Start of Block

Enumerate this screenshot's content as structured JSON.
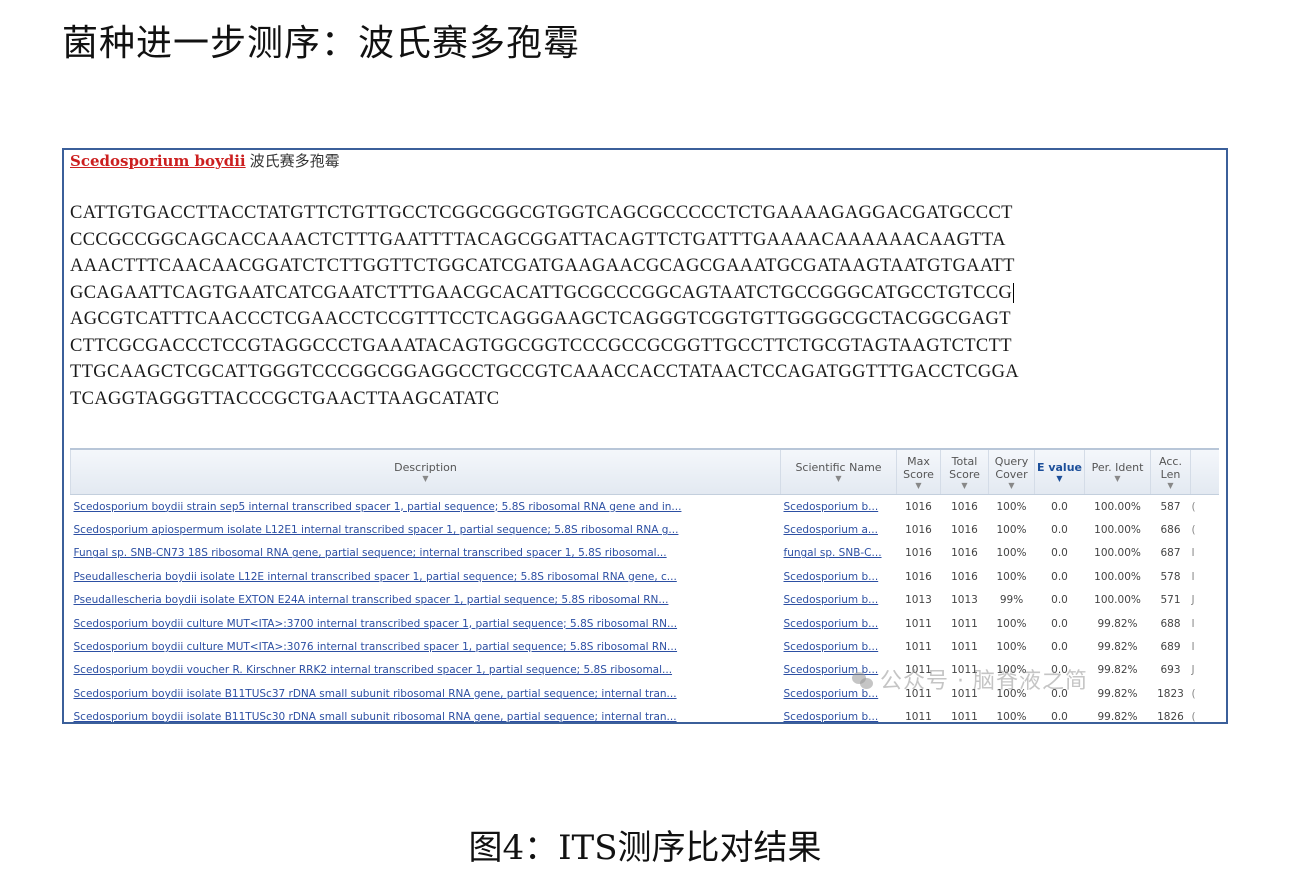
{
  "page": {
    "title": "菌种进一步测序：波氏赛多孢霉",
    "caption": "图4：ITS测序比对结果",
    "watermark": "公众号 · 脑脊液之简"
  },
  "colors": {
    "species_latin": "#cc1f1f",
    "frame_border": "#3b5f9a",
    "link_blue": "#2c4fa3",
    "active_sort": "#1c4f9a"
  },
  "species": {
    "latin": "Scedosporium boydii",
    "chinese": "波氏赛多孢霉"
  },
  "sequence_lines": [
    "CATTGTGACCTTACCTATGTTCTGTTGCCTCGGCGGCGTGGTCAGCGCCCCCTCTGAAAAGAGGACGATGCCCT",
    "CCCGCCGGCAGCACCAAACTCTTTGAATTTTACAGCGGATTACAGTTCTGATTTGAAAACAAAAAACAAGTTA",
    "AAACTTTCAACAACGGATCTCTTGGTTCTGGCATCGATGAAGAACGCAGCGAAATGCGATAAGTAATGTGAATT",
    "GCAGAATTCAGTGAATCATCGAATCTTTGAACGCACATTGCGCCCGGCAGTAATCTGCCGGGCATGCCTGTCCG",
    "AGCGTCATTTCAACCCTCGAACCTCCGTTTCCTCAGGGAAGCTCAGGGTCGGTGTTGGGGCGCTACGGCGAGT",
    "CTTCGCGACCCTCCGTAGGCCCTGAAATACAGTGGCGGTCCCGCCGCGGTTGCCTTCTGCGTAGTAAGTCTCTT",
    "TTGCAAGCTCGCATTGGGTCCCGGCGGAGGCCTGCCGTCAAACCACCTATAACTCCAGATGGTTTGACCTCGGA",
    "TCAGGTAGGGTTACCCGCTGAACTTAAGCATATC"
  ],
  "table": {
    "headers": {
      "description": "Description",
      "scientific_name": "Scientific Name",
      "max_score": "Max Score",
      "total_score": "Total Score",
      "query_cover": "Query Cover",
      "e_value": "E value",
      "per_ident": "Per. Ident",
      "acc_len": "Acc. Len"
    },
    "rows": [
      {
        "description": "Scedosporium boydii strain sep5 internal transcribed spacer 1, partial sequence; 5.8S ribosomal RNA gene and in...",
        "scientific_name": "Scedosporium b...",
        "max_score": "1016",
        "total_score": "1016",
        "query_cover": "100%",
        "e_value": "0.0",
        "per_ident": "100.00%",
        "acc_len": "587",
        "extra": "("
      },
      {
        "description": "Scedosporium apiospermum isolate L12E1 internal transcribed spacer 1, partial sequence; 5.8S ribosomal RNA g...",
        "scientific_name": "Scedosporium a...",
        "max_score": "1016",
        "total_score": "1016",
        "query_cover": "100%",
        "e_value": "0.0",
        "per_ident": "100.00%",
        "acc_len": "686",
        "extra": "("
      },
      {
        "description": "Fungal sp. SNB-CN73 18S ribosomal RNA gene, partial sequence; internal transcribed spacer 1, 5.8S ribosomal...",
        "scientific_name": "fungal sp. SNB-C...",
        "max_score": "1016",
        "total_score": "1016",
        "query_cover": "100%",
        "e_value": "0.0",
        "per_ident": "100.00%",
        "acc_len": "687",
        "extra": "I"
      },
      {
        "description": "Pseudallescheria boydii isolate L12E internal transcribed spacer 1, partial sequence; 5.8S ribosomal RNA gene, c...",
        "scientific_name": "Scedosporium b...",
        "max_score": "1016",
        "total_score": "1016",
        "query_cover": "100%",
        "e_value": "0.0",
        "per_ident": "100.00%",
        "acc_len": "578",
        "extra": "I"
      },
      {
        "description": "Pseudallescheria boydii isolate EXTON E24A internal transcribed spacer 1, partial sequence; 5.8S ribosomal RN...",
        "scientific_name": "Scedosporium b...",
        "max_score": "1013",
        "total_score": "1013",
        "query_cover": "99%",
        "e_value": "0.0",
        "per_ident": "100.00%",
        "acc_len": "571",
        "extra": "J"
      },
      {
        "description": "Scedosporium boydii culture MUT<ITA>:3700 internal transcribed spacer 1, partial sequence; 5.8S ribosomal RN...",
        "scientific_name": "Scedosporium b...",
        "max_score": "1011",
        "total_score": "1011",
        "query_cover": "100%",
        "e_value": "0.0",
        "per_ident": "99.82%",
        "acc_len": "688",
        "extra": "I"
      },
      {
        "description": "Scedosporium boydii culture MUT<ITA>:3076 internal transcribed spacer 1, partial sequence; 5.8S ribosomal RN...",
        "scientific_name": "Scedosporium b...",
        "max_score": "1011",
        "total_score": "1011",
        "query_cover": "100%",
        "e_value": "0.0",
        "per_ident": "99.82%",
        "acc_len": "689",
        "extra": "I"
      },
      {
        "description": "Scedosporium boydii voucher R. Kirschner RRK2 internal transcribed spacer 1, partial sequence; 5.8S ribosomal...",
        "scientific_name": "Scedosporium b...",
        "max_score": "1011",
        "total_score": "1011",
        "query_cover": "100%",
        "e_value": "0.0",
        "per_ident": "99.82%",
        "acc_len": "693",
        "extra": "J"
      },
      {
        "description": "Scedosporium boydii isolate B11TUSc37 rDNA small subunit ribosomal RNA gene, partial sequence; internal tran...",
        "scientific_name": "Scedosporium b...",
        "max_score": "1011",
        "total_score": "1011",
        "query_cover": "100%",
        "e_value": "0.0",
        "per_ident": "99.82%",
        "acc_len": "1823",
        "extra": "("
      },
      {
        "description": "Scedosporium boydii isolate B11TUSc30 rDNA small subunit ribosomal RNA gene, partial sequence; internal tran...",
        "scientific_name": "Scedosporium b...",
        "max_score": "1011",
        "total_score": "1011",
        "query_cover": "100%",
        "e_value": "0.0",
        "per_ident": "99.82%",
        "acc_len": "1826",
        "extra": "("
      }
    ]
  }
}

End of Block

ABOUT THIS EXERCISE
Nothing but the pictures is to be left out; the rest of the listing should be copied exactly.

REPLY
Enumerate this screenshot's content as structured JSON.
{
  "page": {
    "title": "菌种进一步测序：波氏赛多孢霉",
    "caption": "图4：ITS测序比对结果",
    "watermark": "公众号 · 脑脊液之简"
  },
  "colors": {
    "species_latin": "#cc1f1f",
    "frame_border": "#3b5f9a",
    "link_blue": "#2c4fa3",
    "active_sort": "#1c4f9a"
  },
  "species": {
    "latin": "Scedosporium boydii",
    "chinese": "波氏赛多孢霉"
  },
  "sequence_lines": [
    "CATTGTGACCTTACCTATGTTCTGTTGCCTCGGCGGCGTGGTCAGCGCCCCCTCTGAAAAGAGGACGATGCCCT",
    "CCCGCCGGCAGCACCAAACTCTTTGAATTTTACAGCGGATTACAGTTCTGATTTGAAAACAAAAAACAAGTTA",
    "AAACTTTCAACAACGGATCTCTTGGTTCTGGCATCGATGAAGAACGCAGCGAAATGCGATAAGTAATGTGAATT",
    "GCAGAATTCAGTGAATCATCGAATCTTTGAACGCACATTGCGCCCGGCAGTAATCTGCCGGGCATGCCTGTCCG",
    "AGCGTCATTTCAACCCTCGAACCTCCGTTTCCTCAGGGAAGCTCAGGGTCGGTGTTGGGGCGCTACGGCGAGT",
    "CTTCGCGACCCTCCGTAGGCCCTGAAATACAGTGGCGGTCCCGCCGCGGTTGCCTTCTGCGTAGTAAGTCTCTT",
    "TTGCAAGCTCGCATTGGGTCCCGGCGGAGGCCTGCCGTCAAACCACCTATAACTCCAGATGGTTTGACCTCGGA",
    "TCAGGTAGGGTTACCCGCTGAACTTAAGCATATC"
  ],
  "table": {
    "headers": {
      "description": "Description",
      "scientific_name": "Scientific Name",
      "max_score": "Max Score",
      "total_score": "Total Score",
      "query_cover": "Query Cover",
      "e_value": "E value",
      "per_ident": "Per. Ident",
      "acc_len": "Acc. Len"
    },
    "rows": [
      {
        "description": "Scedosporium boydii strain sep5 internal transcribed spacer 1, partial sequence; 5.8S ribosomal RNA gene and in...",
        "scientific_name": "Scedosporium b...",
        "max_score": "1016",
        "total_score": "1016",
        "query_cover": "100%",
        "e_value": "0.0",
        "per_ident": "100.00%",
        "acc_len": "587",
        "extra": "("
      },
      {
        "description": "Scedosporium apiospermum isolate L12E1 internal transcribed spacer 1, partial sequence; 5.8S ribosomal RNA g...",
        "scientific_name": "Scedosporium a...",
        "max_score": "1016",
        "total_score": "1016",
        "query_cover": "100%",
        "e_value": "0.0",
        "per_ident": "100.00%",
        "acc_len": "686",
        "extra": "("
      },
      {
        "description": "Fungal sp. SNB-CN73 18S ribosomal RNA gene, partial sequence; internal transcribed spacer 1, 5.8S ribosomal...",
        "scientific_name": "fungal sp. SNB-C...",
        "max_score": "1016",
        "total_score": "1016",
        "query_cover": "100%",
        "e_value": "0.0",
        "per_ident": "100.00%",
        "acc_len": "687",
        "extra": "I"
      },
      {
        "description": "Pseudallescheria boydii isolate L12E internal transcribed spacer 1, partial sequence; 5.8S ribosomal RNA gene, c...",
        "scientific_name": "Scedosporium b...",
        "max_score": "1016",
        "total_score": "1016",
        "query_cover": "100%",
        "e_value": "0.0",
        "per_ident": "100.00%",
        "acc_len": "578",
        "extra": "I"
      },
      {
        "description": "Pseudallescheria boydii isolate EXTON E24A internal transcribed spacer 1, partial sequence; 5.8S ribosomal RN...",
        "scientific_name": "Scedosporium b...",
        "max_score": "1013",
        "total_score": "1013",
        "query_cover": "99%",
        "e_value": "0.0",
        "per_ident": "100.00%",
        "acc_len": "571",
        "extra": "J"
      },
      {
        "description": "Scedosporium boydii culture MUT<ITA>:3700 internal transcribed spacer 1, partial sequence; 5.8S ribosomal RN...",
        "scientific_name": "Scedosporium b...",
        "max_score": "1011",
        "total_score": "1011",
        "query_cover": "100%",
        "e_value": "0.0",
        "per_ident": "99.82%",
        "acc_len": "688",
        "extra": "I"
      },
      {
        "description": "Scedosporium boydii culture MUT<ITA>:3076 internal transcribed spacer 1, partial sequence; 5.8S ribosomal RN...",
        "scientific_name": "Scedosporium b...",
        "max_score": "1011",
        "total_score": "1011",
        "query_cover": "100%",
        "e_value": "0.0",
        "per_ident": "99.82%",
        "acc_len": "689",
        "extra": "I"
      },
      {
        "description": "Scedosporium boydii voucher R. Kirschner RRK2 internal transcribed spacer 1, partial sequence; 5.8S ribosomal...",
        "scientific_name": "Scedosporium b...",
        "max_score": "1011",
        "total_score": "1011",
        "query_cover": "100%",
        "e_value": "0.0",
        "per_ident": "99.82%",
        "acc_len": "693",
        "extra": "J"
      },
      {
        "description": "Scedosporium boydii isolate B11TUSc37 rDNA small subunit ribosomal RNA gene, partial sequence; internal tran...",
        "scientific_name": "Scedosporium b...",
        "max_score": "1011",
        "total_score": "1011",
        "query_cover": "100%",
        "e_value": "0.0",
        "per_ident": "99.82%",
        "acc_len": "1823",
        "extra": "("
      },
      {
        "description": "Scedosporium boydii isolate B11TUSc30 rDNA small subunit ribosomal RNA gene, partial sequence; internal tran...",
        "scientific_name": "Scedosporium b...",
        "max_score": "1011",
        "total_score": "1011",
        "query_cover": "100%",
        "e_value": "0.0",
        "per_ident": "99.82%",
        "acc_len": "1826",
        "extra": "("
      }
    ]
  }
}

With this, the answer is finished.